Tally the lines that hold the string "detenidamente", and reply with the count alone.
◆ ◆ ◆ ◆ ◆ ◆ ◆
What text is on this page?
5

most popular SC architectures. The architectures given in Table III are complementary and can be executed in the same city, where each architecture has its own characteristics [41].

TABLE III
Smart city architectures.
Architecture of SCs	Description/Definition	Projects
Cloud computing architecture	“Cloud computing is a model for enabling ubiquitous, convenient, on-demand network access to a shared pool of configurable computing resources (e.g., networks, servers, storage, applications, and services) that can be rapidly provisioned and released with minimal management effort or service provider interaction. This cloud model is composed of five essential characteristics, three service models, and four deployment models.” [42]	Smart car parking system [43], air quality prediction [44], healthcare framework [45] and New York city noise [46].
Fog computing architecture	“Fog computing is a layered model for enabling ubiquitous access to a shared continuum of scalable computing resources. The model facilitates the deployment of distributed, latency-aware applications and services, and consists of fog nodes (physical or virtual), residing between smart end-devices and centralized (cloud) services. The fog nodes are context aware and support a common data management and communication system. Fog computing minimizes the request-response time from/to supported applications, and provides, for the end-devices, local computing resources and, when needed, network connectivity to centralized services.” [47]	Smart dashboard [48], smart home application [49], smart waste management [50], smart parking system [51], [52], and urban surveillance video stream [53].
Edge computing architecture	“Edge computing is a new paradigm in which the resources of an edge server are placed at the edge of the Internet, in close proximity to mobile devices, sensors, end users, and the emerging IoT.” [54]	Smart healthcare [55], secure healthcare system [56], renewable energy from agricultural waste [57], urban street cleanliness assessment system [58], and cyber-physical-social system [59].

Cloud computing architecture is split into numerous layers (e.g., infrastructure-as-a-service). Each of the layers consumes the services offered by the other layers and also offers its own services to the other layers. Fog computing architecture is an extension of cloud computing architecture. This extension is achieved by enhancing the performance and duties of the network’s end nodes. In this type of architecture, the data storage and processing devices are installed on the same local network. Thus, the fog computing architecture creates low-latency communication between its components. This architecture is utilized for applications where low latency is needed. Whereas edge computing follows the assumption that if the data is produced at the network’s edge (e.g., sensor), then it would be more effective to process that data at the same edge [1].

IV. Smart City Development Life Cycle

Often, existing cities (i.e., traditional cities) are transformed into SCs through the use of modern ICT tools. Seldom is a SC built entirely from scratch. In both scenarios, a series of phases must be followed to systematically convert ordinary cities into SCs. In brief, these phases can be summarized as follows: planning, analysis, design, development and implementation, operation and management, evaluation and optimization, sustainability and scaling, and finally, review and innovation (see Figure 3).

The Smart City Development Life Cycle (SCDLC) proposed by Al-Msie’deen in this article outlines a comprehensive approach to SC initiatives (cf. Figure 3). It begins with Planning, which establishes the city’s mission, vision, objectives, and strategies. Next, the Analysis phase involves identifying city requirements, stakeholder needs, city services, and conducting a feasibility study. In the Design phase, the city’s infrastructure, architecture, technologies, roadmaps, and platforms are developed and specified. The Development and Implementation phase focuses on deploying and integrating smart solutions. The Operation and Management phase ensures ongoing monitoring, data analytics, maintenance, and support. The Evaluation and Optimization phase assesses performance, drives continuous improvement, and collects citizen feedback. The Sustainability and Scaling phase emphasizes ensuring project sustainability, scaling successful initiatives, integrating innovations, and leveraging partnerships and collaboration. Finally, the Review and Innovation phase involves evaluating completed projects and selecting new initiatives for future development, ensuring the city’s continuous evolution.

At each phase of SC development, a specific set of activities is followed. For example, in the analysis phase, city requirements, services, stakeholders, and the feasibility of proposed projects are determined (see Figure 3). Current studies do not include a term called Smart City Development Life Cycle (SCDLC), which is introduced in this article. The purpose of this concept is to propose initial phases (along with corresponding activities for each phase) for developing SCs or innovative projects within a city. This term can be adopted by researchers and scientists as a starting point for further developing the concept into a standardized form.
◆ ◆ ◆ ◆ ◆ ◆ ◆
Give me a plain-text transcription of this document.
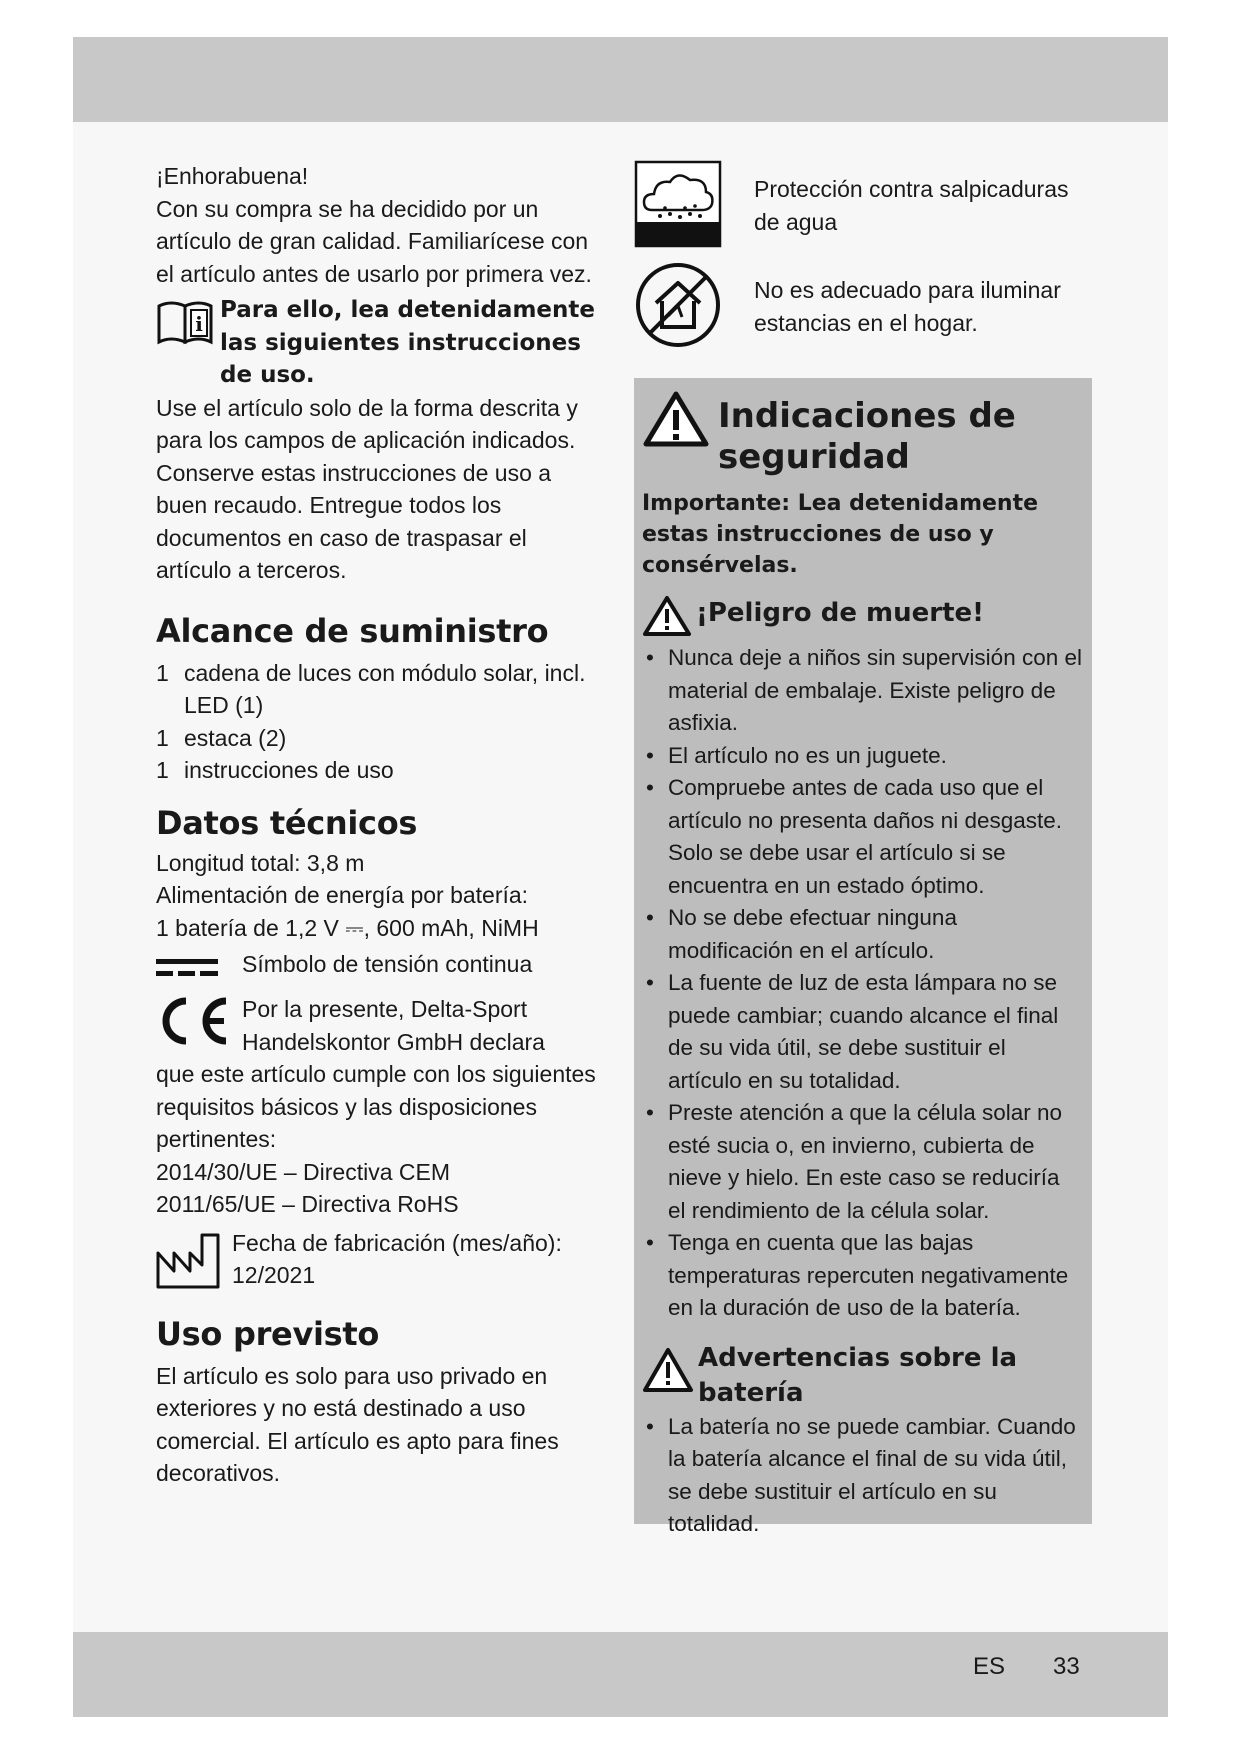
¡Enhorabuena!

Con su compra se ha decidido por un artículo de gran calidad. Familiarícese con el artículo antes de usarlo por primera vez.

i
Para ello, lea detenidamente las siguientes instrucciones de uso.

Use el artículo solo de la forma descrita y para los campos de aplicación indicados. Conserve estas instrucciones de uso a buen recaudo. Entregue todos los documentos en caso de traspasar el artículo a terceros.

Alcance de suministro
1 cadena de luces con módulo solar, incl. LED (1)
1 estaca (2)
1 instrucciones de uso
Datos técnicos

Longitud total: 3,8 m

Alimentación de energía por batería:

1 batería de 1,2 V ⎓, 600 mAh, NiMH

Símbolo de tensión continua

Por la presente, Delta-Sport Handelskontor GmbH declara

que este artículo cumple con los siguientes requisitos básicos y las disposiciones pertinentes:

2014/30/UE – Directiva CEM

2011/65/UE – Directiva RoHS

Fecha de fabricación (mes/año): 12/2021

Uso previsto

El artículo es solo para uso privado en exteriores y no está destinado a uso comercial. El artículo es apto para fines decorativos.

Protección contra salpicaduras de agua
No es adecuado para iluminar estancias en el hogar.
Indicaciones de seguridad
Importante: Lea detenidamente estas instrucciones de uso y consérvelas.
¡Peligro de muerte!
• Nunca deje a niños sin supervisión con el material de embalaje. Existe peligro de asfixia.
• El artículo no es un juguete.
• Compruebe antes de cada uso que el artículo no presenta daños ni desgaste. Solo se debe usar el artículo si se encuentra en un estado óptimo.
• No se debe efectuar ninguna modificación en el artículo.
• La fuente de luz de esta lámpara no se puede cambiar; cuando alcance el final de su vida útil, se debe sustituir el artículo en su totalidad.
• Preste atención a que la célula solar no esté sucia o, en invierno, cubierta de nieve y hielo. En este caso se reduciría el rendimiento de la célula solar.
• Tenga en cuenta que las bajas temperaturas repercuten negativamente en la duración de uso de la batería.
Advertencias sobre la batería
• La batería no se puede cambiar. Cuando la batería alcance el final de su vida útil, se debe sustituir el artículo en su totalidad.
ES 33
◆ ◆ ◆ ◆ ◆ ◆ ◆
§ **Answer to the exercise**: 2